▶ **Required task**:
Please write out the material that follows, exactly as it stands.

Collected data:
* Start *
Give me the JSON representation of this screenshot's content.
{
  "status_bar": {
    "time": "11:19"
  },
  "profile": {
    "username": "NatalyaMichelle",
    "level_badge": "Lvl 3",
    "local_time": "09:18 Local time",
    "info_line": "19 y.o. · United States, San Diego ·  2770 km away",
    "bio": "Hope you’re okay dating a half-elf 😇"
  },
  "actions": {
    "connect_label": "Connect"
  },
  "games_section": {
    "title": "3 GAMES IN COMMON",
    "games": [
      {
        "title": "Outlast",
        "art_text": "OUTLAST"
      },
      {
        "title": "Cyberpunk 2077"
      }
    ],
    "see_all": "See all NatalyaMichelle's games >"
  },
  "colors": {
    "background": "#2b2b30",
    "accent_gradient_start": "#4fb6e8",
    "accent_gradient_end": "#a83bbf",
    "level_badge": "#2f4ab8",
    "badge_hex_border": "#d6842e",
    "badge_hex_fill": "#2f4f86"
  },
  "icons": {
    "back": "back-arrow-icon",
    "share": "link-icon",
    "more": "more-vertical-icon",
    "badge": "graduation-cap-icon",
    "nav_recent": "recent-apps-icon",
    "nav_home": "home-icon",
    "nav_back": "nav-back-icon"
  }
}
* End *
▶ **Answer in full**:
Give me the JSON representation of this screenshot's content.
{
  "status_bar": {
    "time": "11:19"
  },
  "profile": {
    "username": "NatalyaMichelle",
    "level_badge": "Lvl 3",
    "local_time": "09:18 Local time",
    "info_line": "19 y.o. · United States, San Diego ·  2770 km away",
    "bio": "Hope you’re okay dating a half-elf 😇"
  },
  "actions": {
    "connect_label": "Connect"
  },
  "games_section": {
    "title": "3 GAMES IN COMMON",
    "games": [
      {
        "title": "Outlast",
        "art_text": "OUTLAST"
      },
      {
        "title": "Cyberpunk 2077"
      }
    ],
    "see_all": "See all NatalyaMichelle's games >"
  },
  "colors": {
    "background": "#2b2b30",
    "accent_gradient_start": "#4fb6e8",
    "accent_gradient_end": "#a83bbf",
    "level_badge": "#2f4ab8",
    "badge_hex_border": "#d6842e",
    "badge_hex_fill": "#2f4f86"
  },
  "icons": {
    "back": "back-arrow-icon",
    "share": "link-icon",
    "more": "more-vertical-icon",
    "badge": "graduation-cap-icon",
    "nav_recent": "recent-apps-icon",
    "nav_home": "home-icon",
    "nav_back": "nav-back-icon"
  }
}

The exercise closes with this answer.